--- Aim of the exercise ---
Go through the records below line by line. Count the lines with "Beere" and give the count alone.

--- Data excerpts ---

:::

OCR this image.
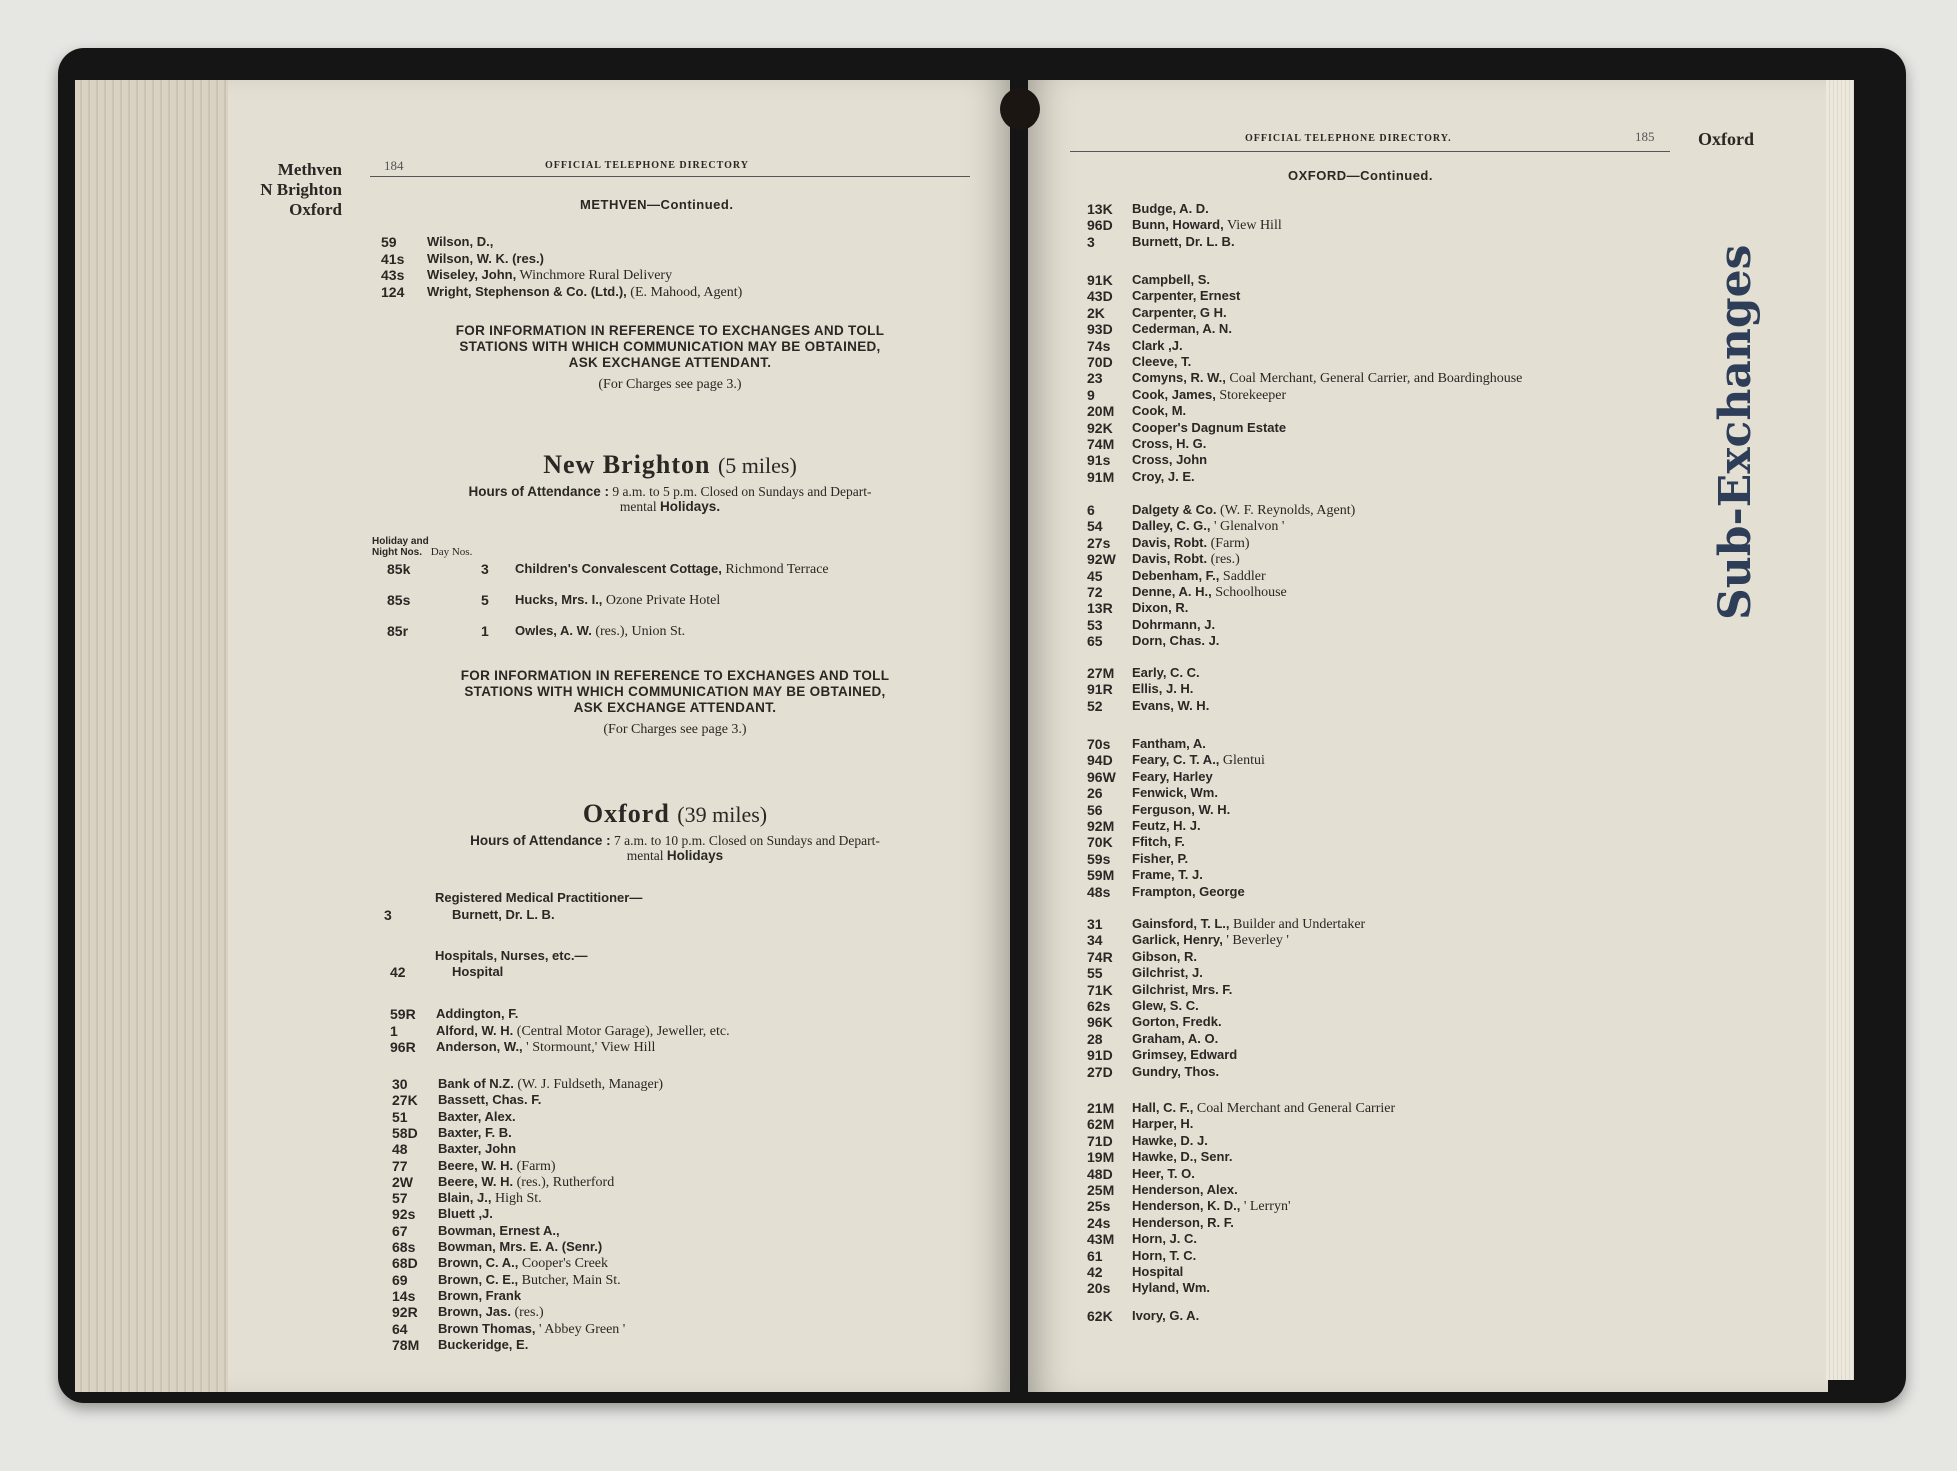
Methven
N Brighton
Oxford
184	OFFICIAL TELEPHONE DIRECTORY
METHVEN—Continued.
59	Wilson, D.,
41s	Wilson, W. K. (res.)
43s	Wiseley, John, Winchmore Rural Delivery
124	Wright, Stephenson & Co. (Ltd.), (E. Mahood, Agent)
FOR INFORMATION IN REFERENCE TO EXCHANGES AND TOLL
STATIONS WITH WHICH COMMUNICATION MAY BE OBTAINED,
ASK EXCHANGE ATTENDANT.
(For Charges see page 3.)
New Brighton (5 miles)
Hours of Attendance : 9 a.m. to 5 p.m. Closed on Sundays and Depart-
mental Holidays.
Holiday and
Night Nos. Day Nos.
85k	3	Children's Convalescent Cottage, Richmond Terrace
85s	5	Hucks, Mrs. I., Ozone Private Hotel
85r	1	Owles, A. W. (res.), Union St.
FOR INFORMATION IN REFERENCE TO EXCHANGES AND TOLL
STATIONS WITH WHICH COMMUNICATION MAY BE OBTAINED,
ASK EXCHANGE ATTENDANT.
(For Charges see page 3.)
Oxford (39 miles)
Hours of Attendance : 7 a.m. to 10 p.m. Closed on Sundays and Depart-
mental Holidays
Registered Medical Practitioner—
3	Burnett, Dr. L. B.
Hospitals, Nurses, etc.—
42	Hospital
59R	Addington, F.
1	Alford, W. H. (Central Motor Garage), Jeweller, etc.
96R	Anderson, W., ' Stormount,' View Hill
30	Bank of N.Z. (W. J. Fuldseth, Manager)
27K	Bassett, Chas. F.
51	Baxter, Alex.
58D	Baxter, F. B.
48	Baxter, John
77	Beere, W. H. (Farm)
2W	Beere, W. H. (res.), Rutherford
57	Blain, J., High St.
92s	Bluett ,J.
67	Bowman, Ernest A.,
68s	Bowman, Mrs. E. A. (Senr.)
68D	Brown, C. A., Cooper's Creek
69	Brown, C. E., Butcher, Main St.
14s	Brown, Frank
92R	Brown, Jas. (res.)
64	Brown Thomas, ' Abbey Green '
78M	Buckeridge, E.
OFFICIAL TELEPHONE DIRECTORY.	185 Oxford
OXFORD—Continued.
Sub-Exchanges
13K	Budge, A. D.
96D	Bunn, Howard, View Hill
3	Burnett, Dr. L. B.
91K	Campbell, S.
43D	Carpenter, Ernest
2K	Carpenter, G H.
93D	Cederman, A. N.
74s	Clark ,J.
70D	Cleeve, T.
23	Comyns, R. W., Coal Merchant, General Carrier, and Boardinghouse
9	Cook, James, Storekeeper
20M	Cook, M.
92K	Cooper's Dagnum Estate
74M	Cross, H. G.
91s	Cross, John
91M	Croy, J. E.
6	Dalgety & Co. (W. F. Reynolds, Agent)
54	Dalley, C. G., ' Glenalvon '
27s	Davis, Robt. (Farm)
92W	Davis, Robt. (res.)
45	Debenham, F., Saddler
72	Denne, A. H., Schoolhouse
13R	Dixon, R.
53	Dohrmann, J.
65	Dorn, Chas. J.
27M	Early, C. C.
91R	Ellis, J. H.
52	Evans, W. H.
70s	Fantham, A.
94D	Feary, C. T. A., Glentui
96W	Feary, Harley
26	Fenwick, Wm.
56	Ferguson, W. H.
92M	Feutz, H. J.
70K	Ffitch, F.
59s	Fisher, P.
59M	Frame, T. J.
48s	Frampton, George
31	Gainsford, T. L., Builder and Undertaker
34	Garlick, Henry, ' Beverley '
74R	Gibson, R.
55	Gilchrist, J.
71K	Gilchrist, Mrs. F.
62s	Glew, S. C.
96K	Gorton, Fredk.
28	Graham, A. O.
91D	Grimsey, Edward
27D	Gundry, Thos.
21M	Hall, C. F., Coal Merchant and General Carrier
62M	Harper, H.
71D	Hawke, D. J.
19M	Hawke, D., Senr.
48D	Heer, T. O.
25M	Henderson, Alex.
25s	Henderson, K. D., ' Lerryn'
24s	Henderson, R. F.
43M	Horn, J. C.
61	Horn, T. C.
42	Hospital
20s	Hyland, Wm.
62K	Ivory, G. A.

:::

--- Task response ---
2